-- start MATERIAL FOR THE TASK --
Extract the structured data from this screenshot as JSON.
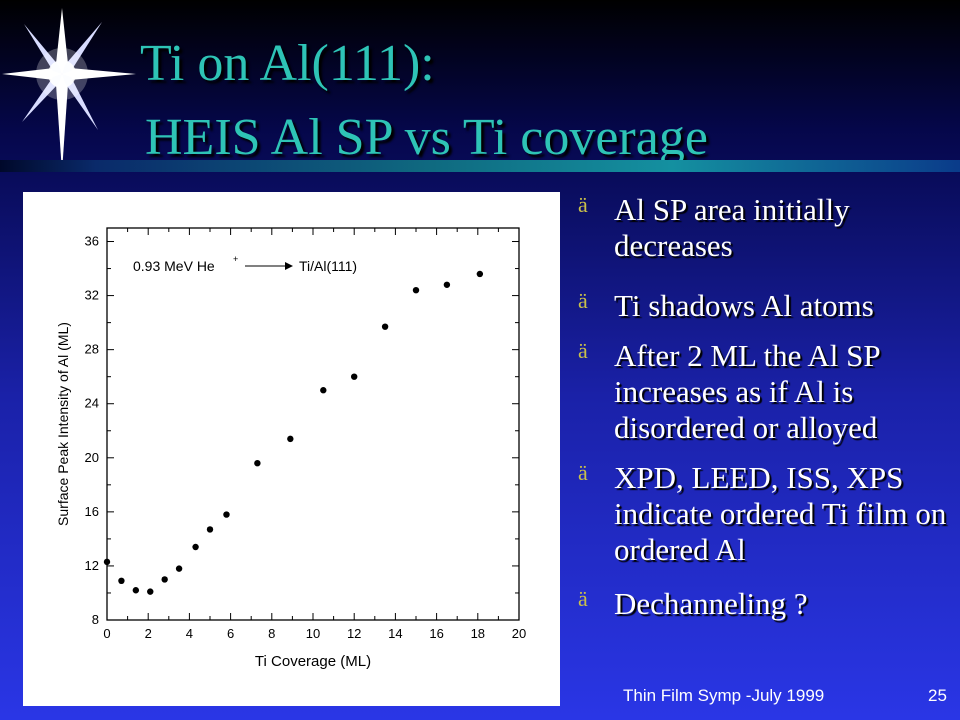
{
  "slide": {
    "title_line1": "Ti on Al(111):",
    "title_line2": "HEIS Al SP vs Ti coverage",
    "footer": "Thin Film  Symp -July 1999",
    "slide_number": "25",
    "accent_title_color": "#2ec4b6",
    "bullet_marker_color": "#c9c04a",
    "bullet_marker": "ä"
  },
  "bullets": [
    "Al SP area initially decreases",
    "Ti shadows Al atoms",
    "After 2 ML the Al SP increases as if Al is disordered or alloyed",
    "XPD, LEED, ISS, XPS indicate ordered Ti film on ordered Al",
    "Dechanneling ?"
  ],
  "chart_data": {
    "type": "scatter",
    "title": "",
    "annotation": {
      "beam": "0.93 MeV He",
      "superscript": "+",
      "target": "Ti/Al(111)"
    },
    "xlabel": "Ti Coverage (ML)",
    "ylabel": "Surface Peak Intensity of Al (ML)",
    "xlim": [
      0,
      20
    ],
    "ylim": [
      8,
      37
    ],
    "xticks": [
      0,
      2,
      4,
      6,
      8,
      10,
      12,
      14,
      16,
      18,
      20
    ],
    "yticks": [
      8,
      12,
      16,
      20,
      24,
      28,
      32,
      36
    ],
    "grid": false,
    "series": [
      {
        "x": [
          0,
          0.7,
          1.4,
          2.1,
          2.8,
          3.5,
          4.3,
          5.0,
          5.8,
          7.3,
          8.9,
          10.5,
          12.0,
          13.5,
          15.0,
          16.5,
          18.1
        ],
        "y": [
          12.3,
          10.9,
          10.2,
          10.1,
          11.0,
          11.8,
          13.4,
          14.7,
          15.8,
          19.6,
          21.4,
          25.0,
          26.0,
          29.7,
          32.4,
          32.8,
          33.6
        ]
      }
    ]
  }
}
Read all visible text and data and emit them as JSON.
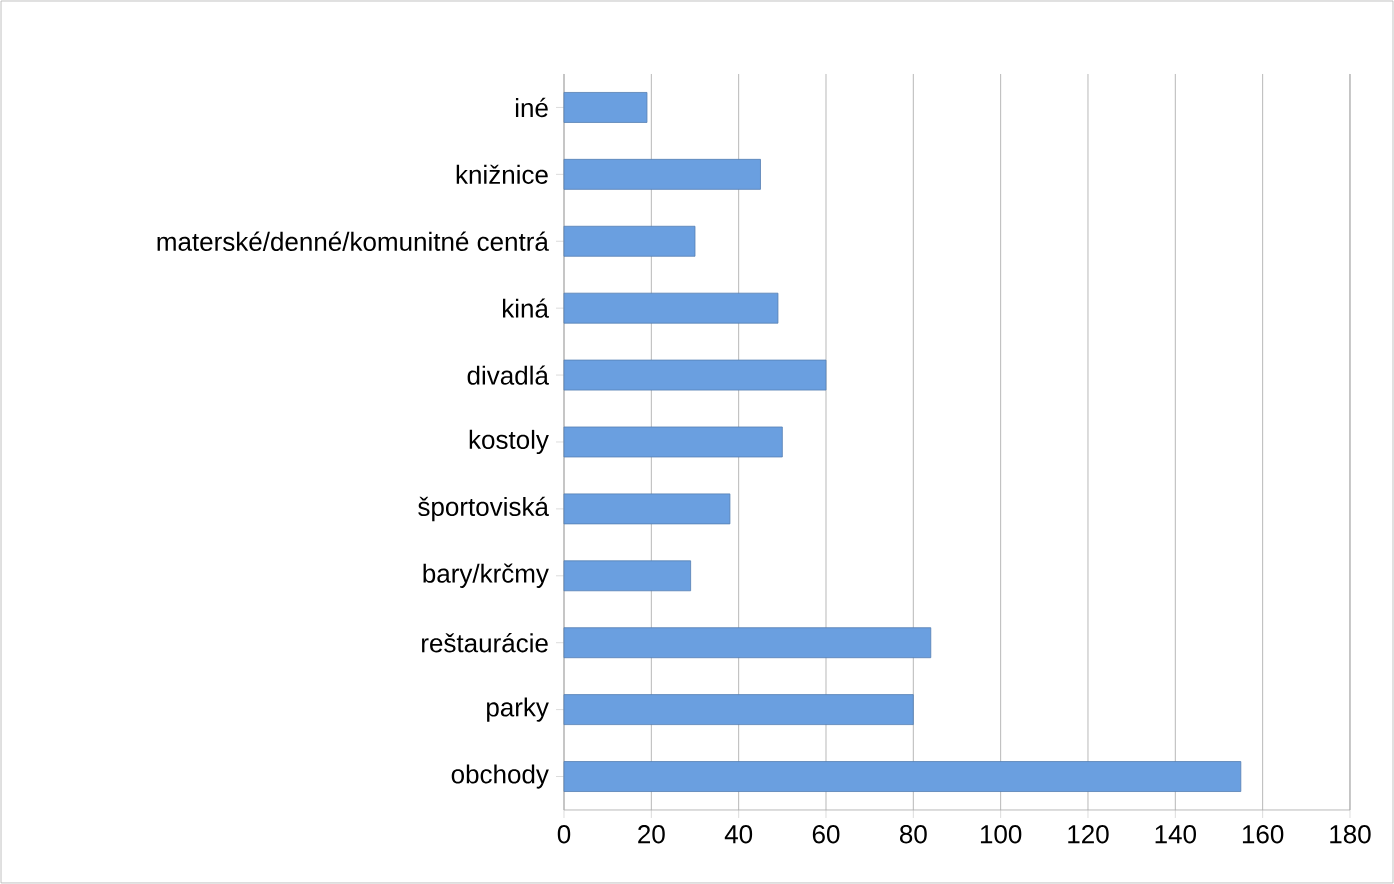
{
  "chart_data": {
    "type": "bar",
    "orientation": "horizontal",
    "categories": [
      "iné",
      "knižnice",
      "materské/denné/komunitné centrá",
      "kiná",
      "divadlá",
      "kostoly",
      "športoviská",
      "bary/krčmy",
      "reštaurácie",
      "parky",
      "obchody"
    ],
    "values": [
      19,
      45,
      30,
      49,
      60,
      50,
      38,
      29,
      84,
      80,
      155
    ],
    "color": "#6a9fe0",
    "xlim": [
      0,
      180
    ],
    "xticks": [
      0,
      20,
      40,
      60,
      80,
      100,
      120,
      140,
      160,
      180
    ],
    "grid": "x"
  }
}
-- end MATERIAL FOR THE TASK --
*TASK TO COMPLETE*. Set the pictures aside and transcribe the data above exactly.

*SOLVED EXERCISE*.
Extract the structured data from this screenshot as JSON.
{
  "slide": {
    "title_line1": "Ti on Al(111):",
    "title_line2": "HEIS Al SP vs Ti coverage",
    "footer": "Thin Film  Symp -July 1999",
    "slide_number": "25",
    "accent_title_color": "#2ec4b6",
    "bullet_marker_color": "#c9c04a",
    "bullet_marker": "ä"
  },
  "bullets": [
    "Al SP area initially decreases",
    "Ti shadows Al atoms",
    "After 2 ML the Al SP increases as if Al is disordered or alloyed",
    "XPD, LEED, ISS, XPS indicate ordered Ti film on ordered Al",
    "Dechanneling ?"
  ],
  "chart_data": {
    "type": "scatter",
    "title": "",
    "annotation": {
      "beam": "0.93 MeV He",
      "superscript": "+",
      "target": "Ti/Al(111)"
    },
    "xlabel": "Ti Coverage (ML)",
    "ylabel": "Surface Peak Intensity of Al (ML)",
    "xlim": [
      0,
      20
    ],
    "ylim": [
      8,
      37
    ],
    "xticks": [
      0,
      2,
      4,
      6,
      8,
      10,
      12,
      14,
      16,
      18,
      20
    ],
    "yticks": [
      8,
      12,
      16,
      20,
      24,
      28,
      32,
      36
    ],
    "grid": false,
    "series": [
      {
        "x": [
          0,
          0.7,
          1.4,
          2.1,
          2.8,
          3.5,
          4.3,
          5.0,
          5.8,
          7.3,
          8.9,
          10.5,
          12.0,
          13.5,
          15.0,
          16.5,
          18.1
        ],
        "y": [
          12.3,
          10.9,
          10.2,
          10.1,
          11.0,
          11.8,
          13.4,
          14.7,
          15.8,
          19.6,
          21.4,
          25.0,
          26.0,
          29.7,
          32.4,
          32.8,
          33.6
        ]
      }
    ]
  }
}
Read all visible text and data and emit them as JSON.
{
  "chart_data": {
    "type": "bar",
    "orientation": "horizontal",
    "categories": [
      "iné",
      "knižnice",
      "materské/denné/komunitné centrá",
      "kiná",
      "divadlá",
      "kostoly",
      "športoviská",
      "bary/krčmy",
      "reštaurácie",
      "parky",
      "obchody"
    ],
    "values": [
      19,
      45,
      30,
      49,
      60,
      50,
      38,
      29,
      84,
      80,
      155
    ],
    "color": "#6a9fe0",
    "xlim": [
      0,
      180
    ],
    "xticks": [
      0,
      20,
      40,
      60,
      80,
      100,
      120,
      140,
      160,
      180
    ],
    "grid": "x"
  }
}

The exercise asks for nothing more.